# AIM
Pull each line containing "Start" out of the data and copy it.

# ENTRIES

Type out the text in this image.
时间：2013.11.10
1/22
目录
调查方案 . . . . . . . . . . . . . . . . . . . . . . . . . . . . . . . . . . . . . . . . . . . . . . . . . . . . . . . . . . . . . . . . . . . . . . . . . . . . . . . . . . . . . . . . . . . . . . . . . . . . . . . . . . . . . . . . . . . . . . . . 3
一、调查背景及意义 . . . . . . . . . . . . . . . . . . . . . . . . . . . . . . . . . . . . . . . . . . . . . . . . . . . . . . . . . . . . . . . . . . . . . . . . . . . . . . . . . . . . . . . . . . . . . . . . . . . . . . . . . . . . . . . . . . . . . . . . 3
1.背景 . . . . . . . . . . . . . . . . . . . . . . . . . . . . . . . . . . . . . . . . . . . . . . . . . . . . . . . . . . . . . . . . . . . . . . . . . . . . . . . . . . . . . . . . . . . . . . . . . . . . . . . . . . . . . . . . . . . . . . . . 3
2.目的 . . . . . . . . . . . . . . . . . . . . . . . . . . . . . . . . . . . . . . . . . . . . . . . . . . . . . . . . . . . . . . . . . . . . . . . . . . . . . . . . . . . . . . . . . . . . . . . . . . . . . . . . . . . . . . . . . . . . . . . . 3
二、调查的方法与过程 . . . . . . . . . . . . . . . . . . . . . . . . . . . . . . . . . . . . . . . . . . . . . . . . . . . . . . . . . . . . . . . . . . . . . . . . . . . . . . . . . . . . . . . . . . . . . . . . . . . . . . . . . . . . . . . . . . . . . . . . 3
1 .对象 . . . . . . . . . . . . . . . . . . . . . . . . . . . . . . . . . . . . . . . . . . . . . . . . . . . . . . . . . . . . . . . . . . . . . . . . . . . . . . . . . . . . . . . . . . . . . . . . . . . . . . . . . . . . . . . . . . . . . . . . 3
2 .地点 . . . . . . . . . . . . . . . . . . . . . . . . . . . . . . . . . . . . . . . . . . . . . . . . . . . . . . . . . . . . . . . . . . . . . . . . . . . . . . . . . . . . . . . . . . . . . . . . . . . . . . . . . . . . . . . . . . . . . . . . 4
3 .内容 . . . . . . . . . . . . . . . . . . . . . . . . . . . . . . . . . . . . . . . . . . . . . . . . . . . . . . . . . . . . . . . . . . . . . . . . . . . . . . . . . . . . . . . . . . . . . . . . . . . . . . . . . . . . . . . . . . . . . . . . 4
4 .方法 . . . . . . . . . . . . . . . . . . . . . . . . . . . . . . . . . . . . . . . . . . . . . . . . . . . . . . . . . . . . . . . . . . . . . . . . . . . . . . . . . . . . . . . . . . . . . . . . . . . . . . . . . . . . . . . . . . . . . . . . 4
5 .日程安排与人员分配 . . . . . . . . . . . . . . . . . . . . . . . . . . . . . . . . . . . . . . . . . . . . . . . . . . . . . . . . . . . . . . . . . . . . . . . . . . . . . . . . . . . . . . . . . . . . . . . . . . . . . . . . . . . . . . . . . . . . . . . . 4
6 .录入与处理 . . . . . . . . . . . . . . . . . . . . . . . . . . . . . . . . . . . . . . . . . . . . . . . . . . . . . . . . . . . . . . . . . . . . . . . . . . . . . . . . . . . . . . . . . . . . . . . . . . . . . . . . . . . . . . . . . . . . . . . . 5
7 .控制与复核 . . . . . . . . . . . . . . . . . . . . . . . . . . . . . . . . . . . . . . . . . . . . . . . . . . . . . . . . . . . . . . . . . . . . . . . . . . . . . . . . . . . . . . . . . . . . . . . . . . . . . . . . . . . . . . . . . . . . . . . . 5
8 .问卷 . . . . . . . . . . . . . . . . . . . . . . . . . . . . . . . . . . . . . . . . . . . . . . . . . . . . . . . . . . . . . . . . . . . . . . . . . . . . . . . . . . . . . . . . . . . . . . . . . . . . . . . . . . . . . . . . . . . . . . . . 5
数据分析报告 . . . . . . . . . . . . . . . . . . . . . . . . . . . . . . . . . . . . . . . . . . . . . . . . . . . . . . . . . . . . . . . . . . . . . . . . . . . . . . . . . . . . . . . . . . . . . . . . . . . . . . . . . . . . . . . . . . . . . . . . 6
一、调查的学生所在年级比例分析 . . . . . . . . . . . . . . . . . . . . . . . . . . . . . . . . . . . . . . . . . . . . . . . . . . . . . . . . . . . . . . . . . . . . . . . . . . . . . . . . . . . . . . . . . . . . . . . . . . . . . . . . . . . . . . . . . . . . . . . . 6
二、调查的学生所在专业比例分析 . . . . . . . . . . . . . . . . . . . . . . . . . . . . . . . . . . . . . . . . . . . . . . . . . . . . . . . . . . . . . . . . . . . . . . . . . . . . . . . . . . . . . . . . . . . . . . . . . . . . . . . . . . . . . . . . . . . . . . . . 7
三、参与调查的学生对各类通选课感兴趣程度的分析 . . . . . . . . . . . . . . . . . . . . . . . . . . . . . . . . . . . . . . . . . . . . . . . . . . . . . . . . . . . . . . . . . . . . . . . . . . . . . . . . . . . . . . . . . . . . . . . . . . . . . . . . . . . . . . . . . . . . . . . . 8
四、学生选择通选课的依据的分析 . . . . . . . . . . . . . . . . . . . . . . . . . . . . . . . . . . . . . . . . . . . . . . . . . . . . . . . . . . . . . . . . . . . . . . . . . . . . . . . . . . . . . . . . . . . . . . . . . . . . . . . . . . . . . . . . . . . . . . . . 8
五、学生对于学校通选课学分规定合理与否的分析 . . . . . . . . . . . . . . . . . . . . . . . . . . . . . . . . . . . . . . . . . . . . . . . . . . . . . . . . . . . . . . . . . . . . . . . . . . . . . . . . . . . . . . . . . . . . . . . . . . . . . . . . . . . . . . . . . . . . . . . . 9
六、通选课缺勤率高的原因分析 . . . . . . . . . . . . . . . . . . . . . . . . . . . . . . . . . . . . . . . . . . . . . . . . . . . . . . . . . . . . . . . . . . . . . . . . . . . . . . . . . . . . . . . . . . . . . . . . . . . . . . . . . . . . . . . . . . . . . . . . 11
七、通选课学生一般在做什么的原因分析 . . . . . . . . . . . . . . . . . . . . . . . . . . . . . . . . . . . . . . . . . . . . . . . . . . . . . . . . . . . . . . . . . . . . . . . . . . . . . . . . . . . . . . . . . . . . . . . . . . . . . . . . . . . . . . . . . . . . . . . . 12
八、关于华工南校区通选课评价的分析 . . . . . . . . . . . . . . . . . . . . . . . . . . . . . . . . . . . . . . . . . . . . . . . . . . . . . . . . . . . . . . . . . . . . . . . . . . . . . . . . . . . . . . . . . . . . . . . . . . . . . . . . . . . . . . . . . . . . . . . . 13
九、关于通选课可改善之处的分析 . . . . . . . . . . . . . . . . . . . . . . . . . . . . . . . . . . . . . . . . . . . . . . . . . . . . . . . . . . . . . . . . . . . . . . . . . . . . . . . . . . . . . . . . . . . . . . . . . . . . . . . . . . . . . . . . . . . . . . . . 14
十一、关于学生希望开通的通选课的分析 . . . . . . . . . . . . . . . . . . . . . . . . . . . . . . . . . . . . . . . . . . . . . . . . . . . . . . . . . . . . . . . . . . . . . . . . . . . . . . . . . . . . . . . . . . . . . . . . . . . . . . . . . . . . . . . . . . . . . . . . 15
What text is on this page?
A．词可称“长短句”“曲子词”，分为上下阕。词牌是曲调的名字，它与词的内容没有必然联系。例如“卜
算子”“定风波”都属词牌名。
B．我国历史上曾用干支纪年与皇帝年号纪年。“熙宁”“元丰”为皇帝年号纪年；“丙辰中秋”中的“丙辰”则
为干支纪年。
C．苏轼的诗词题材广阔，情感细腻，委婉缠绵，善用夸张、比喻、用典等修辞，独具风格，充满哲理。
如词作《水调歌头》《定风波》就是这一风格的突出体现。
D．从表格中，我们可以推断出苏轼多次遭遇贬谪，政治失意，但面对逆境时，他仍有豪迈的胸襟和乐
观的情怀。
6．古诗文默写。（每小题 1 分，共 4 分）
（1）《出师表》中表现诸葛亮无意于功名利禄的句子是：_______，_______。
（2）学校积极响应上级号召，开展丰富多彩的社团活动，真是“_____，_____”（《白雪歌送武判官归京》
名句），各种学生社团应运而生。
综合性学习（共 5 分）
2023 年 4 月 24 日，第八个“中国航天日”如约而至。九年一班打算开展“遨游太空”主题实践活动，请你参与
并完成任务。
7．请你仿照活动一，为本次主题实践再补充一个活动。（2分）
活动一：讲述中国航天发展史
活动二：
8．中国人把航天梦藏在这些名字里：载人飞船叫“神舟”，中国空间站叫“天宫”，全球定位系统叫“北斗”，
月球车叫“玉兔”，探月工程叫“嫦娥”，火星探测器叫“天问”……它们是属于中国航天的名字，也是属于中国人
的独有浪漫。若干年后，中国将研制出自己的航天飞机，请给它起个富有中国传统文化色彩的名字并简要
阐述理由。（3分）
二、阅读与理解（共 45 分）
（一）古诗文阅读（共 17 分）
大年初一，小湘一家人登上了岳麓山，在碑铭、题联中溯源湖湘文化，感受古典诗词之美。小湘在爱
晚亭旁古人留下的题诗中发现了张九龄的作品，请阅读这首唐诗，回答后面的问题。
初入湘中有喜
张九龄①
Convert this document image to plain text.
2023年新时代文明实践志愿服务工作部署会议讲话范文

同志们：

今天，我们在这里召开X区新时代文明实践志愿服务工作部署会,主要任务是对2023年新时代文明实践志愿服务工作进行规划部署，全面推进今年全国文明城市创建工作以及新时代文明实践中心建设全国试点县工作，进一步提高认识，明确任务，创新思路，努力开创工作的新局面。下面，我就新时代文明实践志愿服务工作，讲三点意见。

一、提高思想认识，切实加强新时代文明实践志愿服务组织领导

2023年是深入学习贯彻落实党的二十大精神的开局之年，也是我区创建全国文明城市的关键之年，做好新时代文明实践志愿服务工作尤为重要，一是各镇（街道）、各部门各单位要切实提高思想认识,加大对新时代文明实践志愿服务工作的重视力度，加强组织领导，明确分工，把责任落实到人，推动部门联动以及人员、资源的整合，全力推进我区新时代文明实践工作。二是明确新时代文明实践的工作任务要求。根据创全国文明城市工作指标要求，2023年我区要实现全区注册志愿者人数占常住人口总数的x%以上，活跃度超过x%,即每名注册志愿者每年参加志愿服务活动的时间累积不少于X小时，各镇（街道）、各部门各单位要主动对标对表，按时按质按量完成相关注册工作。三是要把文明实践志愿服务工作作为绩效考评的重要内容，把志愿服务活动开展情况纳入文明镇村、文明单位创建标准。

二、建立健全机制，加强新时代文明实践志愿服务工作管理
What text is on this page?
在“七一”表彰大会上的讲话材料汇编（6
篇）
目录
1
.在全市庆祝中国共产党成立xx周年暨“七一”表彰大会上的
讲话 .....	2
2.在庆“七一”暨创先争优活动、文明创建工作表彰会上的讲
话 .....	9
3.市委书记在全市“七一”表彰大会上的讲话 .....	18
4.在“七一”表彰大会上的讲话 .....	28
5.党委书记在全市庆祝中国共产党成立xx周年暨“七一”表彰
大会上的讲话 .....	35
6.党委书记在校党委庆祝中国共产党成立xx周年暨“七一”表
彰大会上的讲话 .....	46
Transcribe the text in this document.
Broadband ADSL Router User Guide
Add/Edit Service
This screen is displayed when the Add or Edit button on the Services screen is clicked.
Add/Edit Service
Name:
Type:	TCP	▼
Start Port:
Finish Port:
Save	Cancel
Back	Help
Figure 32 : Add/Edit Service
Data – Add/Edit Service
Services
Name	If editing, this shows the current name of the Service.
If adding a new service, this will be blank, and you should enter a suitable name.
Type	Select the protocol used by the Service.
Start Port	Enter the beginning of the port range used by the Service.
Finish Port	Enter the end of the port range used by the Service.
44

# TASK RESULT
Start Port:
Start Port	Enter the beginning of the port range used by the Service.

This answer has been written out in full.